Work to complete:
Pull every line containing "Carbohydrates" from the entries.

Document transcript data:
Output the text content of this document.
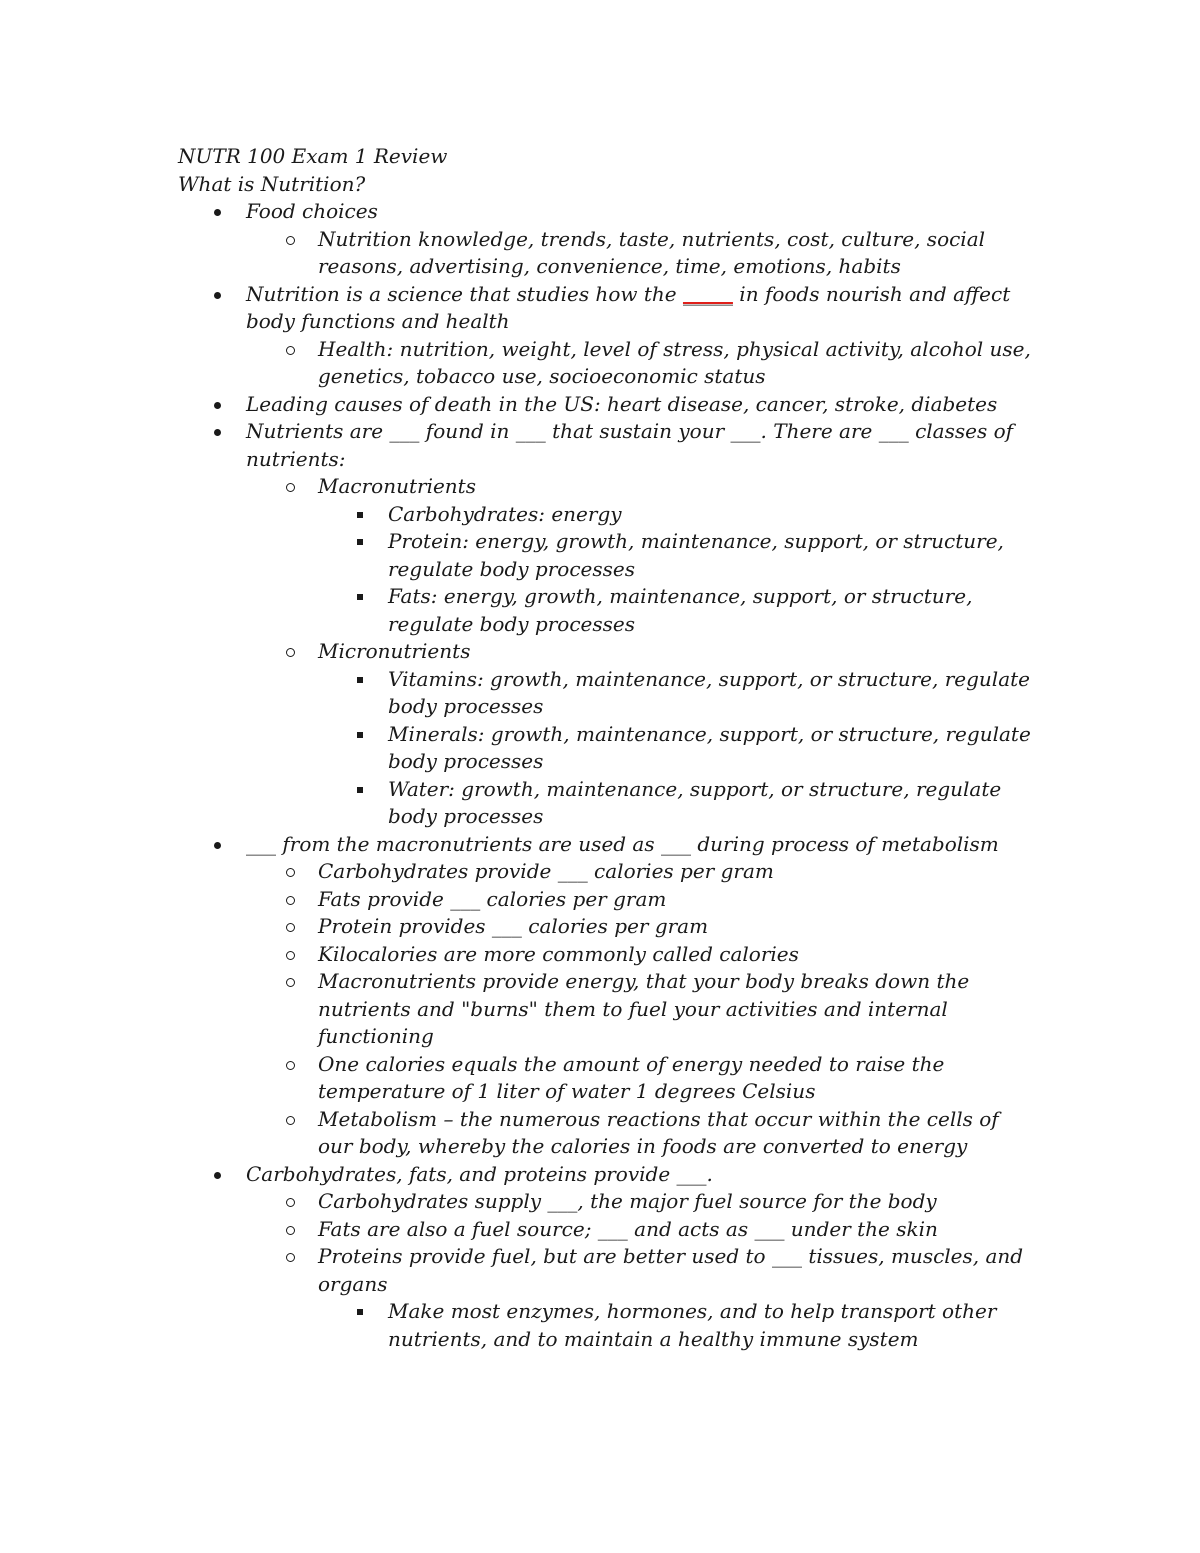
NUTR 100 Exam 1 Review
What is Nutrition?
Food choices
Nutrition knowledge, trends, taste, nutrients, cost, culture, social reasons, advertising, convenience, time, emotions, habits
Nutrition is a science that studies how the _____ in foods nourish and affect body functions and health
Health: nutrition, weight, level of stress, physical activity, alcohol use, genetics, tobacco use, socioeconomic status
Leading causes of death in the US: heart disease, cancer, stroke, diabetes
Nutrients are ___ found in ___ that sustain your ___. There are ___ classes of nutrients:
Macronutrients
Carbohydrates: energy
Protein: energy, growth, maintenance, support, or structure, regulate body processes
Fats: energy, growth, maintenance, support, or structure, regulate body processes
Micronutrients
Vitamins: growth, maintenance, support, or structure, regulate body processes
Minerals: growth, maintenance, support, or structure, regulate body processes
Water: growth, maintenance, support, or structure, regulate body processes
___ from the macronutrients are used as ___ during process of metabolism
Carbohydrates provide ___ calories per gram
Fats provide ___ calories per gram
Protein provides ___ calories per gram
Kilocalories are more commonly called calories
Macronutrients provide energy, that your body breaks down the nutrients and "burns" them to fuel your activities and internal functioning
One calories equals the amount of energy needed to raise the temperature of 1 liter of water 1 degrees Celsius
Metabolism – the numerous reactions that occur within the cells of our body, whereby the calories in foods are converted to energy
Carbohydrates, fats, and proteins provide ___.
Carbohydrates supply ___, the major fuel source for the body
Fats are also a fuel source; ___ and acts as ___ under the skin
Proteins provide fuel, but are better used to ___ tissues, muscles, and organs
Make most enzymes, hormones, and to help transport other nutrients, and to maintain a healthy immune system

Solution below:
Carbohydrates: energy
Carbohydrates provide ___ calories per gram
Carbohydrates, fats, and proteins provide ___.
Carbohydrates supply ___, the major fuel source for the body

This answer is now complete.